--- SUPPLIED DATA ---
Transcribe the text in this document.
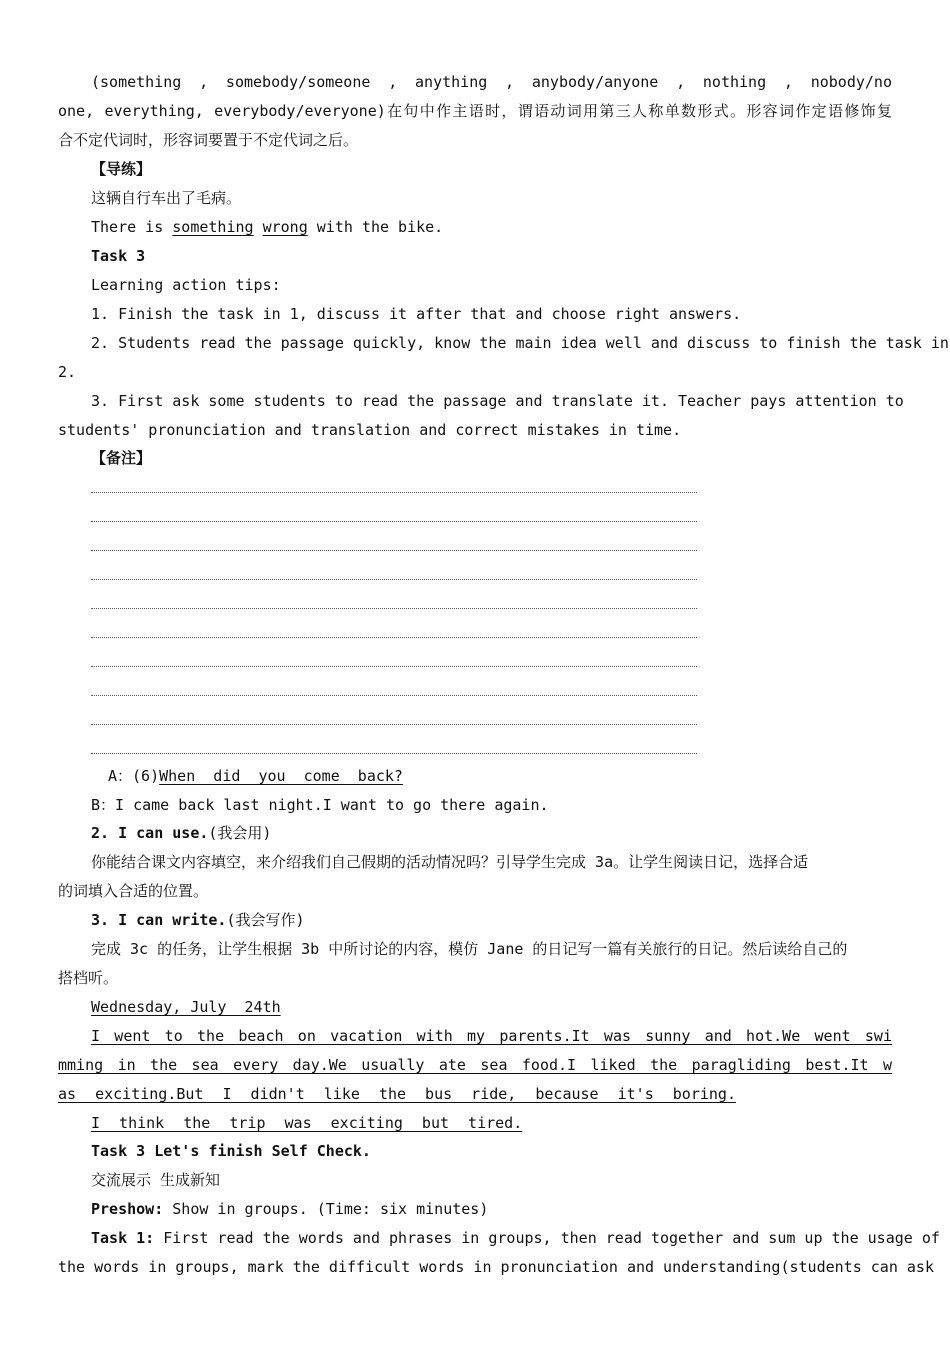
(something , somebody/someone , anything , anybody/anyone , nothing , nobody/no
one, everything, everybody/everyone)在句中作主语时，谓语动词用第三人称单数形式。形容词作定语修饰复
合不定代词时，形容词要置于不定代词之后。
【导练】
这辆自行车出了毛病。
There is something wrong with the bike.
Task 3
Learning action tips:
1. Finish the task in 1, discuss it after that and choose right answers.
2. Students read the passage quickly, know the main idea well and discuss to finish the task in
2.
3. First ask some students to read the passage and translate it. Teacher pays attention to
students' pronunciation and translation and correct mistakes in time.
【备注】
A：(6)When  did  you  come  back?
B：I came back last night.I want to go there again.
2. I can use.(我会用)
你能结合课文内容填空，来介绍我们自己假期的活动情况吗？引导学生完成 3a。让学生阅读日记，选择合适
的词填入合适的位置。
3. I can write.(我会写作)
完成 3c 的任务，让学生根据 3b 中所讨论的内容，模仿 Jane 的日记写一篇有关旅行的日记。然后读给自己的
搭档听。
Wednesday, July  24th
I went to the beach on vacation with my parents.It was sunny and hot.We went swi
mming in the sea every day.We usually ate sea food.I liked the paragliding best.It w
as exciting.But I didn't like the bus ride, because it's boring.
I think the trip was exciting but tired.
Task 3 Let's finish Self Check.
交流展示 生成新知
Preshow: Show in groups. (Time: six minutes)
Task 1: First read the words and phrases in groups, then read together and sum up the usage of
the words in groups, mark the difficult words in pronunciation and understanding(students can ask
---
Extract all lines from the data in which "passage" is found.

## SOLUTION BELOW
2. Students read the passage quickly, know the main idea well and discuss to finish the task in
3. First ask some students to read the passage and translate it. Teacher pays attention to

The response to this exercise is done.